==== Data
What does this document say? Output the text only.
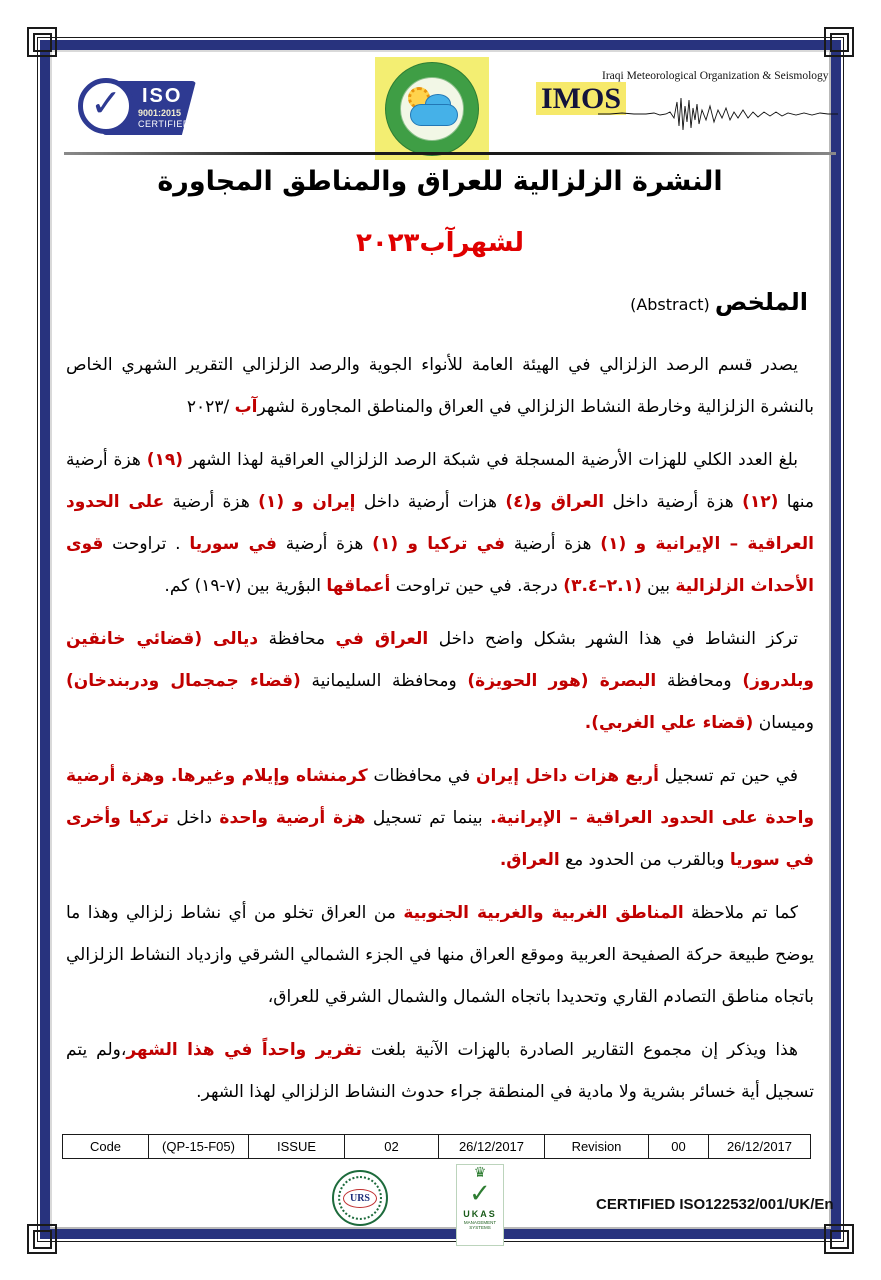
✓ ISO
9001:2015
CERTIFIED
IMOS
Iraqi Meteorological Organization & Seismology
النشرة الزلزالية للعراق والمناطق المجاورة
لشهرآب٢٠٢٣
الملخص (Abstract)

يصدر قسم الرصد الزلزالي في الهيئة العامة للأنواء الجوية والرصد الزلزالي التقرير الشهري الخاص بالنشرة الزلزالية وخارطة النشاط الزلزالي في العراق والمناطق المجاورة لشهرآب /٢٠٢٣

بلغ العدد الكلي للهزات الأرضية المسجلة في شبكة الرصد الزلزالي العراقية لهذا الشهر (١٩) هزة أرضية منها (١٢) هزة أرضية داخل العراق و(٤) هزات أرضية داخل إيران و (١) هزة أرضية على الحدود العراقية – الإيرانية و (١) هزة أرضية في تركيا و (١) هزة أرضية في سوريا . تراوحت قوى الأحداث الزلزالية بين (٢.١–٣.٤) درجة. في حين تراوحت أعماقها البؤرية بين (٧-١٩) كم.

تركز النشاط في هذا الشهر بشكل واضح داخل العراق في محافظة ديالى (قضائي خانقين وبلدروز) ومحافظة البصرة (هور الحويزة) ومحافظة السليمانية (قضاء جمجمال ودربندخان) وميسان (قضاء علي الغربي).

في حين تم تسجيل أربع هزات داخل إيران في محافظات كرمنشاه وإيلام وغيرها. وهزة أرضية واحدة على الحدود العراقية – الإيرانية. بينما تم تسجيل هزة أرضية واحدة داخل تركيا وأخرى في سوريا وبالقرب من الحدود مع العراق.

كما تم ملاحظة المناطق الغربية والغربية الجنوبية من العراق تخلو من أي نشاط زلزالي وهذا ما يوضح طبيعة حركة الصفيحة العربية وموقع العراق منها في الجزء الشمالي الشرقي وازدياد النشاط الزلزالي باتجاه مناطق التصادم القاري وتحديدا باتجاه الشمال والشمال الشرقي للعراق،

هذا ويذكر إن مجموع التقارير الصادرة بالهزات الآنية بلغت تقرير واحداً في هذا الشهر،ولم يتم تسجيل أية خسائر بشرية ولا مادية في المنطقة جراء حدوث النشاط الزلزالي لهذا الشهر.

Code	(QP-15-F05)	ISSUE	02	26/12/2017	Revision	00	26/12/2017
URS
♛
✓
UKAS
MANAGEMENT SYSTEMS
CERTIFIED ISO122532/001/UK/En
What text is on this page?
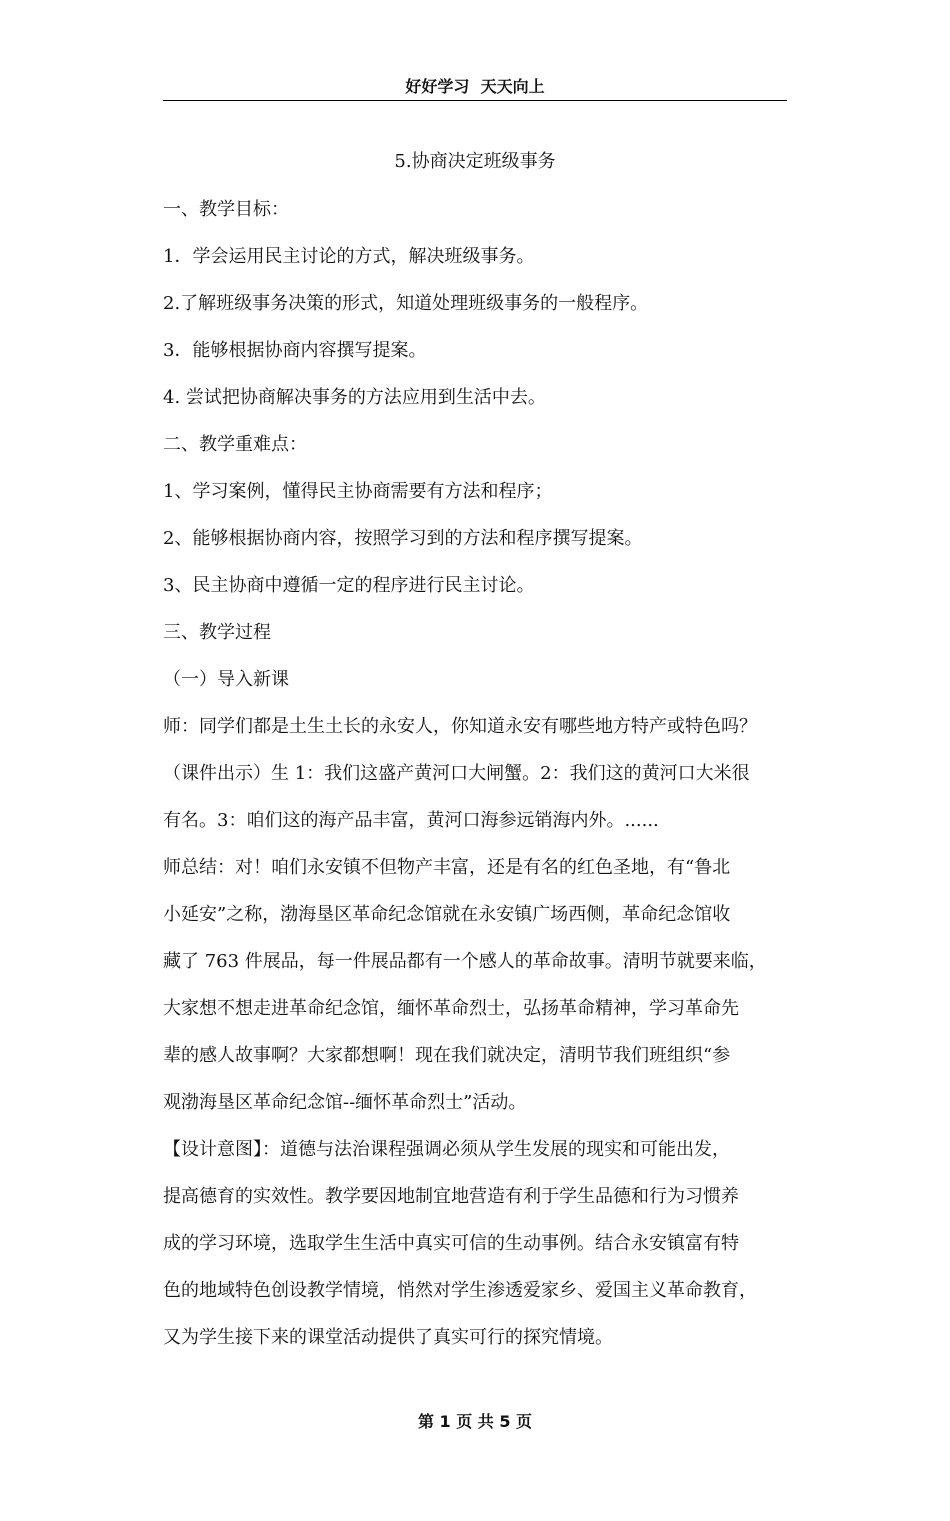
好好学习  天天向上
5.协商决定班级事务
一、教学目标：
1．学会运用民主讨论的方式，解决班级事务。
2.了解班级事务决策的形式，知道处理班级事务的一般程序。
3．能够根据协商内容撰写提案。
4. 尝试把协商解决事务的方法应用到生活中去。
二、教学重难点：
1、学习案例，懂得民主协商需要有方法和程序；
2、能够根据协商内容，按照学习到的方法和程序撰写提案。
3、民主协商中遵循一定的程序进行民主讨论。
三、教学过程
（一）导入新课
师：同学们都是土生土长的永安人，你知道永安有哪些地方特产或特色吗？
（课件出示）生 1：我们这盛产黄河口大闸蟹。2：我们这的黄河口大米很
有名。3：咱们这的海产品丰富，黄河口海参远销海内外。......
师总结：对！咱们永安镇不但物产丰富，还是有名的红色圣地，有“鲁北
小延安”之称，渤海垦区革命纪念馆就在永安镇广场西侧，革命纪念馆收
藏了 763 件展品，每一件展品都有一个感人的革命故事。清明节就要来临，
大家想不想走进革命纪念馆，缅怀革命烈士，弘扬革命精神，学习革命先
辈的感人故事啊？大家都想啊！现在我们就决定，清明节我们班组织“参
观渤海垦区革命纪念馆--缅怀革命烈士”活动。
【设计意图】：道德与法治课程强调必须从学生发展的现实和可能出发，
提高德育的实效性。教学要因地制宜地营造有利于学生品德和行为习惯养
成的学习环境，选取学生生活中真实可信的生动事例。结合永安镇富有特
色的地域特色创设教学情境，悄然对学生渗透爱家乡、爱国主义革命教育，
又为学生接下来的课堂活动提供了真实可行的探究情境。
第 1 页 共 5 页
========
* Task statement *
Exclude all pictures and reproduce exactly the lines from the one containing "What text is on this page?" through the final line of the entries above.

* Exercise result *
What text is on this page?
好好学习  天天向上
5.协商决定班级事务
一、教学目标：
1．学会运用民主讨论的方式，解决班级事务。
2.了解班级事务决策的形式，知道处理班级事务的一般程序。
3．能够根据协商内容撰写提案。
4. 尝试把协商解决事务的方法应用到生活中去。
二、教学重难点：
1、学习案例，懂得民主协商需要有方法和程序；
2、能够根据协商内容，按照学习到的方法和程序撰写提案。
3、民主协商中遵循一定的程序进行民主讨论。
三、教学过程
（一）导入新课
师：同学们都是土生土长的永安人，你知道永安有哪些地方特产或特色吗？
（课件出示）生 1：我们这盛产黄河口大闸蟹。2：我们这的黄河口大米很
有名。3：咱们这的海产品丰富，黄河口海参远销海内外。......
师总结：对！咱们永安镇不但物产丰富，还是有名的红色圣地，有“鲁北
小延安”之称，渤海垦区革命纪念馆就在永安镇广场西侧，革命纪念馆收
藏了 763 件展品，每一件展品都有一个感人的革命故事。清明节就要来临，
大家想不想走进革命纪念馆，缅怀革命烈士，弘扬革命精神，学习革命先
辈的感人故事啊？大家都想啊！现在我们就决定，清明节我们班组织“参
观渤海垦区革命纪念馆--缅怀革命烈士”活动。
【设计意图】：道德与法治课程强调必须从学生发展的现实和可能出发，
提高德育的实效性。教学要因地制宜地营造有利于学生品德和行为习惯养
成的学习环境，选取学生生活中真实可信的生动事例。结合永安镇富有特
色的地域特色创设教学情境，悄然对学生渗透爱家乡、爱国主义革命教育，
又为学生接下来的课堂活动提供了真实可行的探究情境。
第 1 页 共 5 页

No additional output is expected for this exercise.